-- START INFORMATION SHOWN --
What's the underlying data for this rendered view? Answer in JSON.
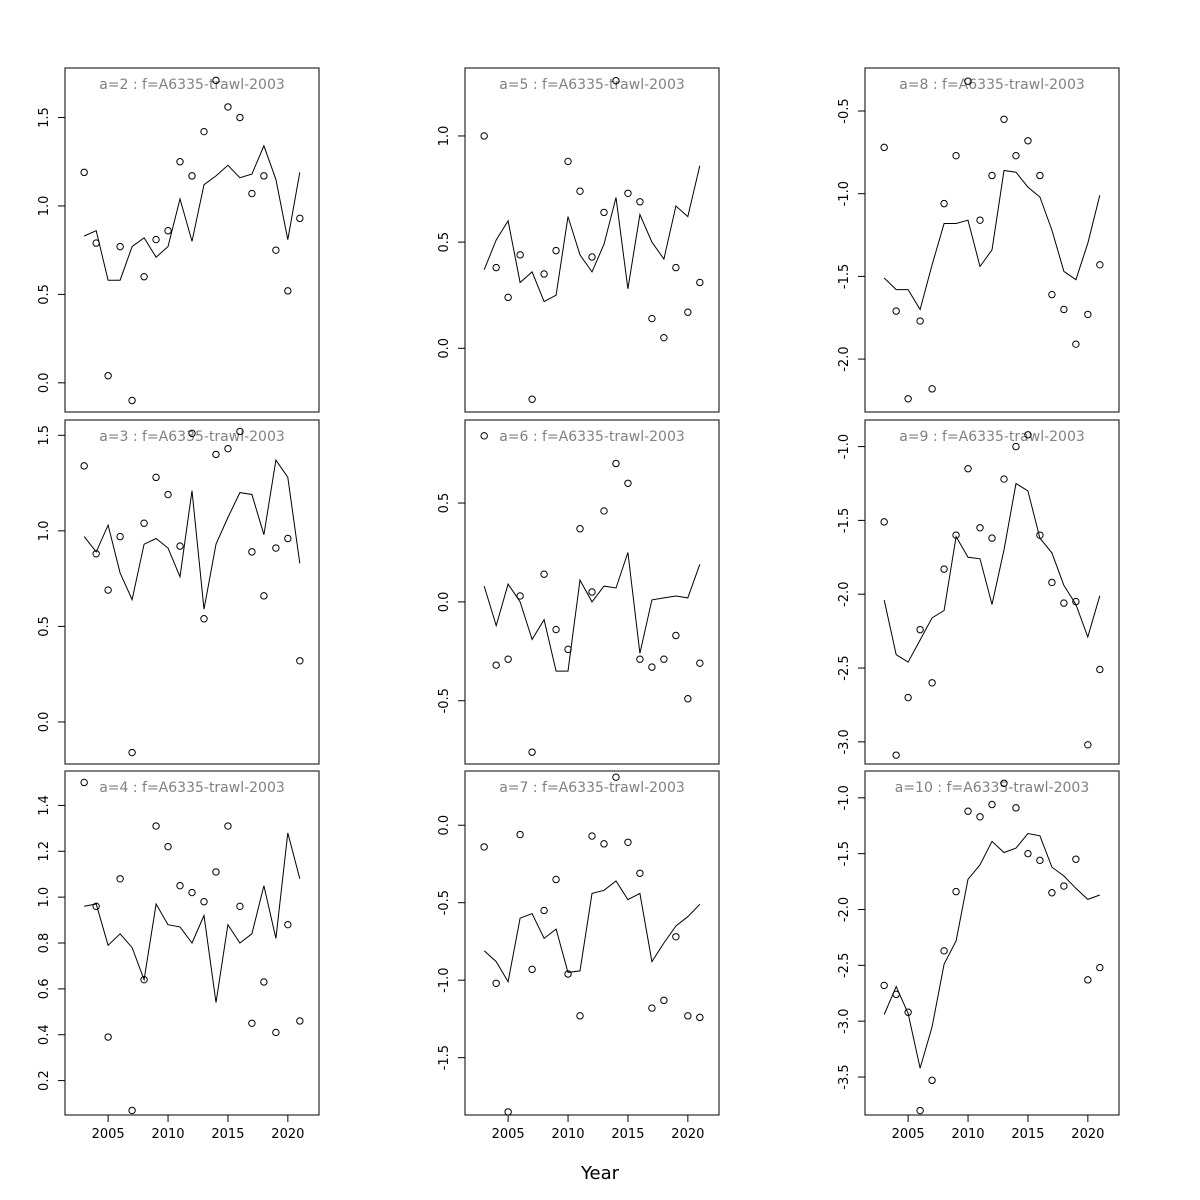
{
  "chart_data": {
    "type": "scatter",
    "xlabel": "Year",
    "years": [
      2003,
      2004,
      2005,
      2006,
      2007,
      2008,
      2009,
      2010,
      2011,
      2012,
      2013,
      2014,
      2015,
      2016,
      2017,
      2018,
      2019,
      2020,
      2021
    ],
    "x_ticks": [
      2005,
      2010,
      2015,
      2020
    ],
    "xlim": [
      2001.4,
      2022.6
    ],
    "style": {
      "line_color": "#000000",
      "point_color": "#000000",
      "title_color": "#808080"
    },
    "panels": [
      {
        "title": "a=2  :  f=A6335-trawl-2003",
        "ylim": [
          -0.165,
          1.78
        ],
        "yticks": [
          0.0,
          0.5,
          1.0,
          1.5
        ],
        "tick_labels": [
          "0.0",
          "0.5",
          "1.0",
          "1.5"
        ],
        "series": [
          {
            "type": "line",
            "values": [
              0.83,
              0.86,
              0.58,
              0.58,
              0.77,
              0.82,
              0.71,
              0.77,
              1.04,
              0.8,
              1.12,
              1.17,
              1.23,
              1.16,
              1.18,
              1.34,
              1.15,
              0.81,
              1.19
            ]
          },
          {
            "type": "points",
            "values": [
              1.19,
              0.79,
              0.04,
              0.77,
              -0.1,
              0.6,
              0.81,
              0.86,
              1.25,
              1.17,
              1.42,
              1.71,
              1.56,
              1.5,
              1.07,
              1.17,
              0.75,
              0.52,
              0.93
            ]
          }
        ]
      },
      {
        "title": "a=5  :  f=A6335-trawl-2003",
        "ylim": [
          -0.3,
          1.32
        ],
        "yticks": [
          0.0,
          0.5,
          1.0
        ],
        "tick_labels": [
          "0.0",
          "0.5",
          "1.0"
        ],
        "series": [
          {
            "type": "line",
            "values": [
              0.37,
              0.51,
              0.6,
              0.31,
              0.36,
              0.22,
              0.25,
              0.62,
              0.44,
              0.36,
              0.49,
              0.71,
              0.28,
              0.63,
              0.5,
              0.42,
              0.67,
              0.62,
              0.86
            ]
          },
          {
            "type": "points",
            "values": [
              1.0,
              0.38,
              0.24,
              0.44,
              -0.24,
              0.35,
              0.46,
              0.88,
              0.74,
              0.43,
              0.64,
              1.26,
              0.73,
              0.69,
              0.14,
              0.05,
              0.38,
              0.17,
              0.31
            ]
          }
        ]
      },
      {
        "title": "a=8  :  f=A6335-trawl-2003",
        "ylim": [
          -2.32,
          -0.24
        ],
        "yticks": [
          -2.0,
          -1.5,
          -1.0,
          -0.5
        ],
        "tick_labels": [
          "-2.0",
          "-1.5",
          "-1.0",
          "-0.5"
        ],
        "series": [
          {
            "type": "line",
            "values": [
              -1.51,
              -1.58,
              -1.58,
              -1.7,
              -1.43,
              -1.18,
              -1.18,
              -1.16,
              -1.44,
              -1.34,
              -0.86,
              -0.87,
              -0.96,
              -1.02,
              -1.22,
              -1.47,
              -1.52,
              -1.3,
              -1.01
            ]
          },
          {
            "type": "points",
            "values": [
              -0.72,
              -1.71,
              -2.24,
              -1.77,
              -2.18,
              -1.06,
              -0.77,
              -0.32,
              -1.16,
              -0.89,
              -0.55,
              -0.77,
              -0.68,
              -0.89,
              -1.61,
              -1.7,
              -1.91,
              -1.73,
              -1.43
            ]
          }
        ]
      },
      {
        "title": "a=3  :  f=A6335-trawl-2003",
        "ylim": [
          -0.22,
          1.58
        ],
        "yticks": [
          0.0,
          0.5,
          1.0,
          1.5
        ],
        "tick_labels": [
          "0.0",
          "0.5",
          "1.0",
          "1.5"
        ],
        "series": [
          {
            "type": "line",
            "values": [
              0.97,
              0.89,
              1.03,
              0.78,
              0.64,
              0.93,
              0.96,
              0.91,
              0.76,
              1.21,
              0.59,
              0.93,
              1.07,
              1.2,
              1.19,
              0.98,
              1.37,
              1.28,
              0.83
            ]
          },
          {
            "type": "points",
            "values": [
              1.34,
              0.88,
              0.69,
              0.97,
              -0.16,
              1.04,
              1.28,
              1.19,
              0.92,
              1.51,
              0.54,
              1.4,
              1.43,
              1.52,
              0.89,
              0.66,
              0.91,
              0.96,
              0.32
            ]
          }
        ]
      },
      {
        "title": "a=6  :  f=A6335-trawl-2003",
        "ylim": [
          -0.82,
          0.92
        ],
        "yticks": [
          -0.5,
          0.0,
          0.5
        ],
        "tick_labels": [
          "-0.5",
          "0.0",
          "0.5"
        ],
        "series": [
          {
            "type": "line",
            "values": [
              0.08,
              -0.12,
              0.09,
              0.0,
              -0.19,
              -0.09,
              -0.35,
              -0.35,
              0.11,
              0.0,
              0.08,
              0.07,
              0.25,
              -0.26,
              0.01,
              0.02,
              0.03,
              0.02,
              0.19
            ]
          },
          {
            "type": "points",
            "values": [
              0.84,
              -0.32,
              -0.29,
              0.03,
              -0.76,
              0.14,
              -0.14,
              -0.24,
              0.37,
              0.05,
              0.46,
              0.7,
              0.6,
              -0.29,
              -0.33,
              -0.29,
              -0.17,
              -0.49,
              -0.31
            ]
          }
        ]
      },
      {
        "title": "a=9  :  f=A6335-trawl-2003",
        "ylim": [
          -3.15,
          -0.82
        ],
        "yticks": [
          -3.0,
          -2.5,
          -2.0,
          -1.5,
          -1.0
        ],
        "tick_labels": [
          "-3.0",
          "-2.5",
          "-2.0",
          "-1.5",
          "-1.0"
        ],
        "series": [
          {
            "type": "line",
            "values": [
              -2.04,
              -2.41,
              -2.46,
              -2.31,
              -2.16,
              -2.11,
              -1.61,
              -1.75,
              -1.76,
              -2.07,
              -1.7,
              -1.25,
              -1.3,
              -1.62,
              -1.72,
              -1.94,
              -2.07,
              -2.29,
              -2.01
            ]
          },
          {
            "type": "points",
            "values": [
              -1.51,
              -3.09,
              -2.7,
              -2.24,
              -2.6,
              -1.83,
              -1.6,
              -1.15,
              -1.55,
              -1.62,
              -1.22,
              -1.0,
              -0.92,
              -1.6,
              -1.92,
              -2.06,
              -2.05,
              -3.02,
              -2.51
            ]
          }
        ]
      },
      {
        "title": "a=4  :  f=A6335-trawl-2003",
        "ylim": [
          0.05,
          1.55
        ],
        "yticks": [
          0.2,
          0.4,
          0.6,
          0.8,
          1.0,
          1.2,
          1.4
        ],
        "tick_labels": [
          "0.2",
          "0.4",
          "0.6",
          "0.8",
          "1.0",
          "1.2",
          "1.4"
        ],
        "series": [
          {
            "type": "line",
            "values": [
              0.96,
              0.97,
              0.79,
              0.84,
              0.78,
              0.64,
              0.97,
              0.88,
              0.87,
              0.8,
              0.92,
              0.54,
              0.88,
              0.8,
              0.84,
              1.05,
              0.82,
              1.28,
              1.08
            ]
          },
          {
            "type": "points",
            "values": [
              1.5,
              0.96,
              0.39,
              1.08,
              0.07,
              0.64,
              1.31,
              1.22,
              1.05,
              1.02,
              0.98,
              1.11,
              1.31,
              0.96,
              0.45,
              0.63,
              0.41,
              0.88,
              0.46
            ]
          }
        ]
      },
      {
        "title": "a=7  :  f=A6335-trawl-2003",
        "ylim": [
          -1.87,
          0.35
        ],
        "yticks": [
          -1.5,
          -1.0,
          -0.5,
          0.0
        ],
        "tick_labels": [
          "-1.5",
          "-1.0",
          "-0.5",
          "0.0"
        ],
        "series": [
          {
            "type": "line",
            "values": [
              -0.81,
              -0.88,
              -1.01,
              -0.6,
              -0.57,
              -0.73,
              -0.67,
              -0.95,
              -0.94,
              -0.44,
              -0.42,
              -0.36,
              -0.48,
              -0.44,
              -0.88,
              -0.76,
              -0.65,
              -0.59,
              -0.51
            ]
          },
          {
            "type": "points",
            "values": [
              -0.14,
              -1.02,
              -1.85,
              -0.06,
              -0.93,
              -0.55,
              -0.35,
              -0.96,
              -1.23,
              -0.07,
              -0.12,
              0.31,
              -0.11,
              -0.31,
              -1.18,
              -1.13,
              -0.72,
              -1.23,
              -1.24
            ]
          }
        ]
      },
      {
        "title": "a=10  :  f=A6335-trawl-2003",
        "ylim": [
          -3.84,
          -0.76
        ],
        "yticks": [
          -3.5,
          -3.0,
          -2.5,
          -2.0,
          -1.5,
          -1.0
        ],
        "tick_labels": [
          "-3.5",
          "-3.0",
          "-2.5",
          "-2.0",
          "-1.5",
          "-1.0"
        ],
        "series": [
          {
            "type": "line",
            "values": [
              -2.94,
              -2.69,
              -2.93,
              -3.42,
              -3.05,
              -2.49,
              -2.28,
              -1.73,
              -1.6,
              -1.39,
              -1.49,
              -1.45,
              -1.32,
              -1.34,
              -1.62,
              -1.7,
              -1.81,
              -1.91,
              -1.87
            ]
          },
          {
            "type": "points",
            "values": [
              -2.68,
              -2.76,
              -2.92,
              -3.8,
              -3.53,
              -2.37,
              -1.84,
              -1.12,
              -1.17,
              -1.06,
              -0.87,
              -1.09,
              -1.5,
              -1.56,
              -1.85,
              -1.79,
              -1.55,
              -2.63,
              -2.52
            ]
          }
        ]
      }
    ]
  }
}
-- END INFORMATION SHOWN --
## THE REQUEST
Take each line of the material that contains the word "trawl" and list it.

## TASK RESPONSE
        "title": "a=2  :  f=A6335-trawl-2003",
        "title": "a=5  :  f=A6335-trawl-2003",
        "title": "a=8  :  f=A6335-trawl-2003",
        "title": "a=3  :  f=A6335-trawl-2003",
        "title": "a=6  :  f=A6335-trawl-2003",
        "title": "a=9  :  f=A6335-trawl-2003",
        "title": "a=4  :  f=A6335-trawl-2003",
        "title": "a=7  :  f=A6335-trawl-2003",
        "title": "a=10  :  f=A6335-trawl-2003",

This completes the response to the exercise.